>> start
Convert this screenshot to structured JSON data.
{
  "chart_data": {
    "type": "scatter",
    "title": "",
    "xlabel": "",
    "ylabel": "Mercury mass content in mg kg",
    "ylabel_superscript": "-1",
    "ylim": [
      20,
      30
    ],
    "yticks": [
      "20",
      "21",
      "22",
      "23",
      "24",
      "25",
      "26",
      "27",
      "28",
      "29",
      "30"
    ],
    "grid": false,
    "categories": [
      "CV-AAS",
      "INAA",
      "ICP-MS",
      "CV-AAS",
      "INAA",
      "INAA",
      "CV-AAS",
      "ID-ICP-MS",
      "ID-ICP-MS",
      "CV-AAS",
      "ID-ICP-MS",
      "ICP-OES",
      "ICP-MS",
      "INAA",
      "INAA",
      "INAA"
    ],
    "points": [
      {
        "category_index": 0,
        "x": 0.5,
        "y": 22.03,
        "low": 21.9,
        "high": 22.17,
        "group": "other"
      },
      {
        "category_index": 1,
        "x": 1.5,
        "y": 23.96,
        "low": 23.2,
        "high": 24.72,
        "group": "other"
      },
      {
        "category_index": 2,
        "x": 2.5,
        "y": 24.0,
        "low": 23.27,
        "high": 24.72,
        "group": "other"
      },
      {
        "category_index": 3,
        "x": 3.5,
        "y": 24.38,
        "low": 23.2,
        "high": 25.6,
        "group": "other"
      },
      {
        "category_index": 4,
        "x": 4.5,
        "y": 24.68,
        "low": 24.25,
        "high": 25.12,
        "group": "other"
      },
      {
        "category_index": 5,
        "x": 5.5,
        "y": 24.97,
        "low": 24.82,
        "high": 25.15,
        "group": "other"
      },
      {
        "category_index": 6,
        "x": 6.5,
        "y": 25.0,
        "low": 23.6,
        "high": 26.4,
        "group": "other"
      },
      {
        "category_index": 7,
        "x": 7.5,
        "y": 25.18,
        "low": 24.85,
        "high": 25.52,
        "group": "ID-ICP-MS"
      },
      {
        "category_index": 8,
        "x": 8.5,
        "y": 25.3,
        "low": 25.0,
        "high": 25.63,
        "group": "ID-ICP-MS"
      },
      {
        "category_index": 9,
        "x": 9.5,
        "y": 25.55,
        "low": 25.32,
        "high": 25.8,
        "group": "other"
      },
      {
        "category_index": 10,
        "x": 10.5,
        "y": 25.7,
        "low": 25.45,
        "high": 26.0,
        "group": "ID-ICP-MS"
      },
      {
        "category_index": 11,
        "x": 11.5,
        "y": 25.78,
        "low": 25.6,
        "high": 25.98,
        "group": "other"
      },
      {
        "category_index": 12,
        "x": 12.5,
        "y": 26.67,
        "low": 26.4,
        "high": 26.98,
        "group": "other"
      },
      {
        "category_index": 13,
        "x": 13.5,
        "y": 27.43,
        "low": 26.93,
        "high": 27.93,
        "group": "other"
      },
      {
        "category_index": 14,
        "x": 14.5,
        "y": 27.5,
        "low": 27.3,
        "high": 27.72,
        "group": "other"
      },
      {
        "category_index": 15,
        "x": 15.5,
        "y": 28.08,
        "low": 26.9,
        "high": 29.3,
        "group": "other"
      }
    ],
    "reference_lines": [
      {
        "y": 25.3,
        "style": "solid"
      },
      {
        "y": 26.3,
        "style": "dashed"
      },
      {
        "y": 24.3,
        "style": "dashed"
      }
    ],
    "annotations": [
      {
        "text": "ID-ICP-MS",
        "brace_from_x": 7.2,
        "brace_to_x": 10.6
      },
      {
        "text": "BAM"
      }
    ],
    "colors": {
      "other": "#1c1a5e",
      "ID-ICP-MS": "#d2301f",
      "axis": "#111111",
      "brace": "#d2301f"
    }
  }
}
>> end
What to work on: Please reproduce every line of the material word for word.

The reply:
Convert this screenshot to structured JSON data.
{
  "chart_data": {
    "type": "scatter",
    "title": "",
    "xlabel": "",
    "ylabel": "Mercury mass content in mg kg",
    "ylabel_superscript": "-1",
    "ylim": [
      20,
      30
    ],
    "yticks": [
      "20",
      "21",
      "22",
      "23",
      "24",
      "25",
      "26",
      "27",
      "28",
      "29",
      "30"
    ],
    "grid": false,
    "categories": [
      "CV-AAS",
      "INAA",
      "ICP-MS",
      "CV-AAS",
      "INAA",
      "INAA",
      "CV-AAS",
      "ID-ICP-MS",
      "ID-ICP-MS",
      "CV-AAS",
      "ID-ICP-MS",
      "ICP-OES",
      "ICP-MS",
      "INAA",
      "INAA",
      "INAA"
    ],
    "points": [
      {
        "category_index": 0,
        "x": 0.5,
        "y": 22.03,
        "low": 21.9,
        "high": 22.17,
        "group": "other"
      },
      {
        "category_index": 1,
        "x": 1.5,
        "y": 23.96,
        "low": 23.2,
        "high": 24.72,
        "group": "other"
      },
      {
        "category_index": 2,
        "x": 2.5,
        "y": 24.0,
        "low": 23.27,
        "high": 24.72,
        "group": "other"
      },
      {
        "category_index": 3,
        "x": 3.5,
        "y": 24.38,
        "low": 23.2,
        "high": 25.6,
        "group": "other"
      },
      {
        "category_index": 4,
        "x": 4.5,
        "y": 24.68,
        "low": 24.25,
        "high": 25.12,
        "group": "other"
      },
      {
        "category_index": 5,
        "x": 5.5,
        "y": 24.97,
        "low": 24.82,
        "high": 25.15,
        "group": "other"
      },
      {
        "category_index": 6,
        "x": 6.5,
        "y": 25.0,
        "low": 23.6,
        "high": 26.4,
        "group": "other"
      },
      {
        "category_index": 7,
        "x": 7.5,
        "y": 25.18,
        "low": 24.85,
        "high": 25.52,
        "group": "ID-ICP-MS"
      },
      {
        "category_index": 8,
        "x": 8.5,
        "y": 25.3,
        "low": 25.0,
        "high": 25.63,
        "group": "ID-ICP-MS"
      },
      {
        "category_index": 9,
        "x": 9.5,
        "y": 25.55,
        "low": 25.32,
        "high": 25.8,
        "group": "other"
      },
      {
        "category_index": 10,
        "x": 10.5,
        "y": 25.7,
        "low": 25.45,
        "high": 26.0,
        "group": "ID-ICP-MS"
      },
      {
        "category_index": 11,
        "x": 11.5,
        "y": 25.78,
        "low": 25.6,
        "high": 25.98,
        "group": "other"
      },
      {
        "category_index": 12,
        "x": 12.5,
        "y": 26.67,
        "low": 26.4,
        "high": 26.98,
        "group": "other"
      },
      {
        "category_index": 13,
        "x": 13.5,
        "y": 27.43,
        "low": 26.93,
        "high": 27.93,
        "group": "other"
      },
      {
        "category_index": 14,
        "x": 14.5,
        "y": 27.5,
        "low": 27.3,
        "high": 27.72,
        "group": "other"
      },
      {
        "category_index": 15,
        "x": 15.5,
        "y": 28.08,
        "low": 26.9,
        "high": 29.3,
        "group": "other"
      }
    ],
    "reference_lines": [
      {
        "y": 25.3,
        "style": "solid"
      },
      {
        "y": 26.3,
        "style": "dashed"
      },
      {
        "y": 24.3,
        "style": "dashed"
      }
    ],
    "annotations": [
      {
        "text": "ID-ICP-MS",
        "brace_from_x": 7.2,
        "brace_to_x": 10.6
      },
      {
        "text": "BAM"
      }
    ],
    "colors": {
      "other": "#1c1a5e",
      "ID-ICP-MS": "#d2301f",
      "axis": "#111111",
      "brace": "#d2301f"
    }
  }
}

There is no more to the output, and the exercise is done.